Data excerpts
— START —

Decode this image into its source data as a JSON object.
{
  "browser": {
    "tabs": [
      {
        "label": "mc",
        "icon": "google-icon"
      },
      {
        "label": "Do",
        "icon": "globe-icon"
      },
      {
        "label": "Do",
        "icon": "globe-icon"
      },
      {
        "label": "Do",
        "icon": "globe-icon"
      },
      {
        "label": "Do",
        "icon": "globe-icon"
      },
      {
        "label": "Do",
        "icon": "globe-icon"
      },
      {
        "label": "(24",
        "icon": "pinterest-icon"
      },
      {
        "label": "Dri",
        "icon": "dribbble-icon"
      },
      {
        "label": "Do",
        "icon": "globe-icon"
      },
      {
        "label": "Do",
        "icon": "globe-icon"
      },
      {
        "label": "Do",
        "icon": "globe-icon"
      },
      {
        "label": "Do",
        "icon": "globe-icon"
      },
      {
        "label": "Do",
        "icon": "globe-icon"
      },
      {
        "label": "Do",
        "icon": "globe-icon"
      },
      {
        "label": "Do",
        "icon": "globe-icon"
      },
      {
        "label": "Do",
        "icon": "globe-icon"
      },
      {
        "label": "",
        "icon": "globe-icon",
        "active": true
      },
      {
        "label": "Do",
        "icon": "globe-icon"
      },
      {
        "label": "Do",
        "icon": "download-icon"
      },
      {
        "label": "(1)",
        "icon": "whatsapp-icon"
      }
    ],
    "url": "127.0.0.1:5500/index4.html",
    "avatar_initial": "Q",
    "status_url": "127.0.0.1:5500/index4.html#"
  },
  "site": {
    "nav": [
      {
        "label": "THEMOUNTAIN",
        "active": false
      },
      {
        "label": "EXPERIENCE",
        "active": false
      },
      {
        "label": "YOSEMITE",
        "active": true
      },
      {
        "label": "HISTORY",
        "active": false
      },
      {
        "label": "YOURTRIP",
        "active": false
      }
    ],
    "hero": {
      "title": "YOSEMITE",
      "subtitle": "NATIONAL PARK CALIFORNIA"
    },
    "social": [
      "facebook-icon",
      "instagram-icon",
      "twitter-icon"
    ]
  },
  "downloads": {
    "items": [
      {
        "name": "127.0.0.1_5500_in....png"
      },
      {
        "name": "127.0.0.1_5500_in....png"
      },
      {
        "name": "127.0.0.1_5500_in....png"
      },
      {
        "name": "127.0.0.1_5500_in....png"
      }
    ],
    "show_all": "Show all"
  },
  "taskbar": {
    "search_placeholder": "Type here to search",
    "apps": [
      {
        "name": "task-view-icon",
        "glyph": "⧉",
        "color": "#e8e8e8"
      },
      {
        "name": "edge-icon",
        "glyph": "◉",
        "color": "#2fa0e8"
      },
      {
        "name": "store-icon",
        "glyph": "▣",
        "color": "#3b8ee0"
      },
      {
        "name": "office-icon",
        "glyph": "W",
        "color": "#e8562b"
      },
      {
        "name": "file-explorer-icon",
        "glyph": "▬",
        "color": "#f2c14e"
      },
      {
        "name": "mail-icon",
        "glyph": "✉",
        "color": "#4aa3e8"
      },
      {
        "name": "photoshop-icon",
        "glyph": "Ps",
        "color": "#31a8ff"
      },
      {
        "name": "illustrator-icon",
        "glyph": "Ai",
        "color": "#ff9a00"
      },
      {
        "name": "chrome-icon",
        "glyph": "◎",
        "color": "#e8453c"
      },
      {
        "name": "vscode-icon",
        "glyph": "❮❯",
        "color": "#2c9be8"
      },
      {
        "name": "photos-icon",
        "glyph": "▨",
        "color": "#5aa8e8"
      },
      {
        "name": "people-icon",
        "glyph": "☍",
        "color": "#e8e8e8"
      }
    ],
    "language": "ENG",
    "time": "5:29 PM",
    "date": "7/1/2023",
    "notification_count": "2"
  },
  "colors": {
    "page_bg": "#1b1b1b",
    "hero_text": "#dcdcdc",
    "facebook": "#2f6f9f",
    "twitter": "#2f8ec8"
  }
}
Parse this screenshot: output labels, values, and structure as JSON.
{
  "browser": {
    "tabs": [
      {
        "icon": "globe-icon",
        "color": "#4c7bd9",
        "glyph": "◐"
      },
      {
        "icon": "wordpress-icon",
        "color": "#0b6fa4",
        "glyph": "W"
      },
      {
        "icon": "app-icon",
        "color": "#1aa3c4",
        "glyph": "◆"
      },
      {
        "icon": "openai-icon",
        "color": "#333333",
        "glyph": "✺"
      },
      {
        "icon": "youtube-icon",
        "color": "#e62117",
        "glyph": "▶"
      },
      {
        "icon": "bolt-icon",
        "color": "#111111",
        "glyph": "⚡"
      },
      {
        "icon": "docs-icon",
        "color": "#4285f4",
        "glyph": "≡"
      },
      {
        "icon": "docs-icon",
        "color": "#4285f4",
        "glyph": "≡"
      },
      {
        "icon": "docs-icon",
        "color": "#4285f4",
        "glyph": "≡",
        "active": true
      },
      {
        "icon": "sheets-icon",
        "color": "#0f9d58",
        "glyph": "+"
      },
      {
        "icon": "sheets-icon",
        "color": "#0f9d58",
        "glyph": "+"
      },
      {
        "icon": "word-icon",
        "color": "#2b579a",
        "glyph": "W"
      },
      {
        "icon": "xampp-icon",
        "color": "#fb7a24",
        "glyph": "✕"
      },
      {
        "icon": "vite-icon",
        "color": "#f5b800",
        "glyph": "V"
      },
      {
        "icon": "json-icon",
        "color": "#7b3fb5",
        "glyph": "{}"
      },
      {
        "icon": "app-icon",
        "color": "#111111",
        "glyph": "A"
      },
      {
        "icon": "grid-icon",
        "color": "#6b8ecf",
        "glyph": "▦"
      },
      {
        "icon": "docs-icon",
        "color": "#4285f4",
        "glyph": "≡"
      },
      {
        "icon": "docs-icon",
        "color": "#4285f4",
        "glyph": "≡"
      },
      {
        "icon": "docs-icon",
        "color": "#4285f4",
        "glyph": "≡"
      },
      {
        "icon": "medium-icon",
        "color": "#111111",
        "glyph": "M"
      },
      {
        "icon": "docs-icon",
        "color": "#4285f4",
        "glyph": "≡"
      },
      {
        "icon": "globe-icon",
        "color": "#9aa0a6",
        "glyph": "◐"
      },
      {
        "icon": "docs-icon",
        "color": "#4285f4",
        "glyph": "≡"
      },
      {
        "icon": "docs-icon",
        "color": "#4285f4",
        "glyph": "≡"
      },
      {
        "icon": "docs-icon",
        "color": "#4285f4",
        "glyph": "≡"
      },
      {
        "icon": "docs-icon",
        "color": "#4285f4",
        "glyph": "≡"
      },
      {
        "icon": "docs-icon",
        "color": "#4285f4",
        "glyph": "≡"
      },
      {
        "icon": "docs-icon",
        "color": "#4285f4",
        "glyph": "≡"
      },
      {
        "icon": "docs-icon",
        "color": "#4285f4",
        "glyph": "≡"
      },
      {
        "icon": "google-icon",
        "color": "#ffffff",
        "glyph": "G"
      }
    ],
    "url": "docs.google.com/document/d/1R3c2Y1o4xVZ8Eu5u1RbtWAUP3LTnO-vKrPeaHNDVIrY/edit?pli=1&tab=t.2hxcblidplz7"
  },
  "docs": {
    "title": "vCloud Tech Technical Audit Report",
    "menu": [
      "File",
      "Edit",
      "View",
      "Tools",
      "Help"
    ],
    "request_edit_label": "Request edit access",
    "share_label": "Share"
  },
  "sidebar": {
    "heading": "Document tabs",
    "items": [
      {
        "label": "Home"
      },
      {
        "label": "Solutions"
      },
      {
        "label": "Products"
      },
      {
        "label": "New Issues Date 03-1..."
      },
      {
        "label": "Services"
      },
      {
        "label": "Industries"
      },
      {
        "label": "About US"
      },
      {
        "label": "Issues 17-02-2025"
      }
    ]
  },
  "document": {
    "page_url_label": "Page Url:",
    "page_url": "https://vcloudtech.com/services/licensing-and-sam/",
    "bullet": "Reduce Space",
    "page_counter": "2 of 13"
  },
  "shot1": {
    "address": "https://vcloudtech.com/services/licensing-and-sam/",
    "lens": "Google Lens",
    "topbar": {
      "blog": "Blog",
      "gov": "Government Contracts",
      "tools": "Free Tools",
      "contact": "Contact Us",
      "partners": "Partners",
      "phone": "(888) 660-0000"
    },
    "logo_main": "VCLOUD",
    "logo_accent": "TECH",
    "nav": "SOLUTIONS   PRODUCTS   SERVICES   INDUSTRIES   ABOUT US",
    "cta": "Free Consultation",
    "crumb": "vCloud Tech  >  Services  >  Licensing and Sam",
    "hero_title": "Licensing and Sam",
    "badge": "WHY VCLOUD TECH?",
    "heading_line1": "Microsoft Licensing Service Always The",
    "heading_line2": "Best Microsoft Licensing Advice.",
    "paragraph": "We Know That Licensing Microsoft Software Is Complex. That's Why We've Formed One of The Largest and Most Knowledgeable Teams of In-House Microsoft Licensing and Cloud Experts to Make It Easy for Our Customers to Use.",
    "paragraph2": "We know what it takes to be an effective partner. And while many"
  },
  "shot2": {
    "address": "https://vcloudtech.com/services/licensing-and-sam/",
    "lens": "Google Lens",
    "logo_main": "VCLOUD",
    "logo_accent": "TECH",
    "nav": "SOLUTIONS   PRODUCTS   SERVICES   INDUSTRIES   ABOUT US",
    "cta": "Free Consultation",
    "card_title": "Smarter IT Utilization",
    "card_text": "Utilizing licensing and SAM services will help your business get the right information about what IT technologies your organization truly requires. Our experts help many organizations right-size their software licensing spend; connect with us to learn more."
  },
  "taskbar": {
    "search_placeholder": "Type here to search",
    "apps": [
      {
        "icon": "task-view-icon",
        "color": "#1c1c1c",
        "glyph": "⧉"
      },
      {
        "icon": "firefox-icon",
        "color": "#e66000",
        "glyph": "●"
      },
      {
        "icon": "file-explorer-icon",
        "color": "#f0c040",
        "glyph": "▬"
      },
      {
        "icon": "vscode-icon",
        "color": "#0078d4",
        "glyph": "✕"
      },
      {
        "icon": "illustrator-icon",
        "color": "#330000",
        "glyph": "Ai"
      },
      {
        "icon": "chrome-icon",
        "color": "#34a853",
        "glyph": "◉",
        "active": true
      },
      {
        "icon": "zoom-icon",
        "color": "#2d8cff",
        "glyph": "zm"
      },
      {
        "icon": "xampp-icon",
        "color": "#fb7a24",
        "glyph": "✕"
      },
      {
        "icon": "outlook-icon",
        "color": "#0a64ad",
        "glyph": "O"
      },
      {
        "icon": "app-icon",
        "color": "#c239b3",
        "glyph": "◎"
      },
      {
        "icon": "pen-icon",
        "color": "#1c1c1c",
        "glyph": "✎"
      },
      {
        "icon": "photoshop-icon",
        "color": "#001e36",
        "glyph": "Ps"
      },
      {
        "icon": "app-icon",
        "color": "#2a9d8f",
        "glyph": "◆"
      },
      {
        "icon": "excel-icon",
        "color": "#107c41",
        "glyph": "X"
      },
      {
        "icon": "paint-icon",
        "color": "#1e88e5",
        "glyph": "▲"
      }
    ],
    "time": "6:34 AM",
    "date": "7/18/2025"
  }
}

— END —

**JOB:**
Copy each line that contains the word "photoshop".

**ANSWER:**
        "name": "photoshop-icon",
        "icon": "photoshop-icon",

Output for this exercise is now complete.